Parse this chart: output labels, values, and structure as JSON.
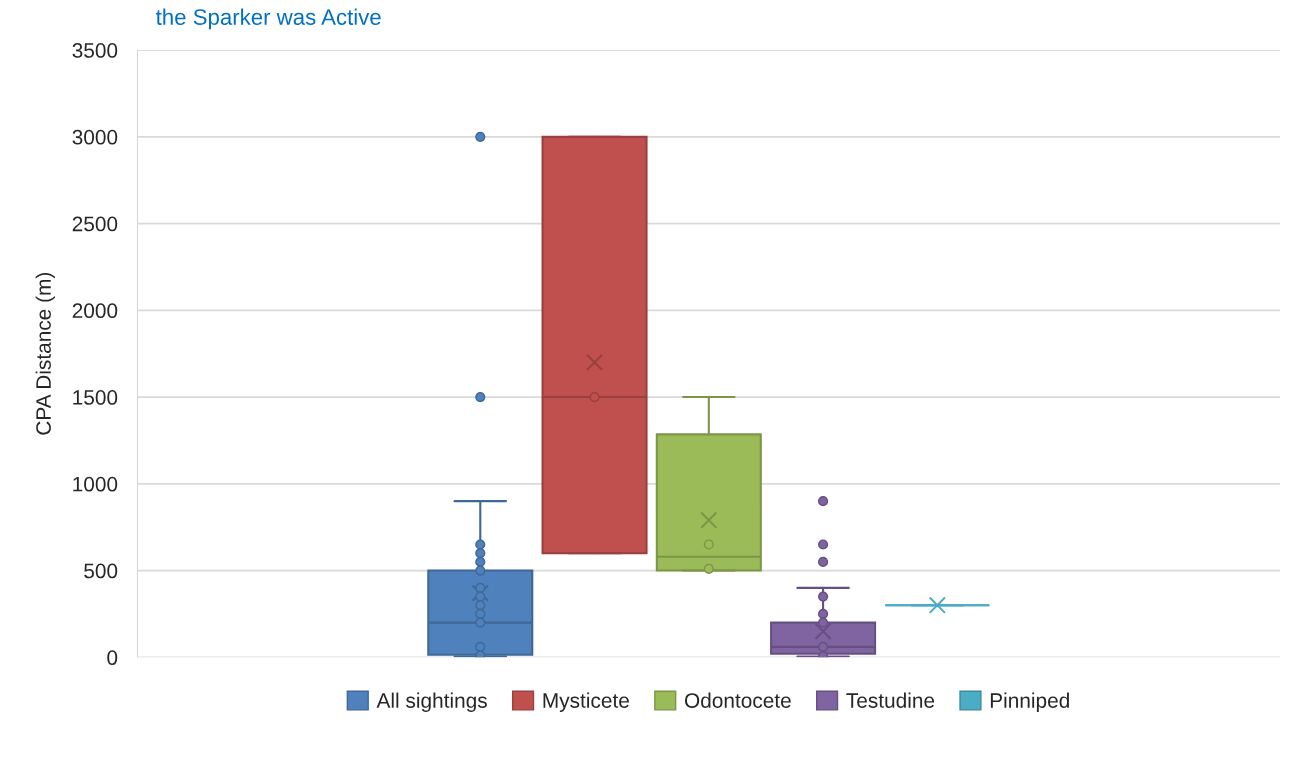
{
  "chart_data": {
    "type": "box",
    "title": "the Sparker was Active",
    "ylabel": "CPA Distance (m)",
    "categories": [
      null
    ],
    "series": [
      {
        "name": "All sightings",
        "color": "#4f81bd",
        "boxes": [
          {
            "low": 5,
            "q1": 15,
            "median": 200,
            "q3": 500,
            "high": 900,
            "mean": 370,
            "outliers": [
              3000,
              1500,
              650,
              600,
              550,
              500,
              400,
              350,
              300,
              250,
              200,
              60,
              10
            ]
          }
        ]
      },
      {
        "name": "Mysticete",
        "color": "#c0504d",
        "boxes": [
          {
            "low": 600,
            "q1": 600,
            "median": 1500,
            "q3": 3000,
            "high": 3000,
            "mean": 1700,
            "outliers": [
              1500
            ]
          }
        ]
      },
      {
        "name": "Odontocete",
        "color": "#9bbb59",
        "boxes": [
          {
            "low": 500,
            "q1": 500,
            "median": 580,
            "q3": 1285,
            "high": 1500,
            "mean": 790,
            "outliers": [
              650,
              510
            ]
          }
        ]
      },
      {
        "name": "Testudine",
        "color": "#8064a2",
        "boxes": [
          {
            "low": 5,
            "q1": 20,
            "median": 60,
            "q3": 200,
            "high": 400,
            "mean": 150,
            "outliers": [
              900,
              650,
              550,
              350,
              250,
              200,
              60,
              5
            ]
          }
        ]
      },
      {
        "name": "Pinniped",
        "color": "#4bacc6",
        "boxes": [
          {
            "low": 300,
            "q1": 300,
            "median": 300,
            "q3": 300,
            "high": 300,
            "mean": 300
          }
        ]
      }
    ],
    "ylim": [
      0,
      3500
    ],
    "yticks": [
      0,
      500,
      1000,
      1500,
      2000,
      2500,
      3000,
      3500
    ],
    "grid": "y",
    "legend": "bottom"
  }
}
=====
* Exercise prompt *
Return all lines with the word "name" in them.

* Solution to this task *
        "name": "All sightings",
        "name": "Mysticete",
        "name": "Odontocete",
        "name": "Testudine",
        "name": "Pinniped",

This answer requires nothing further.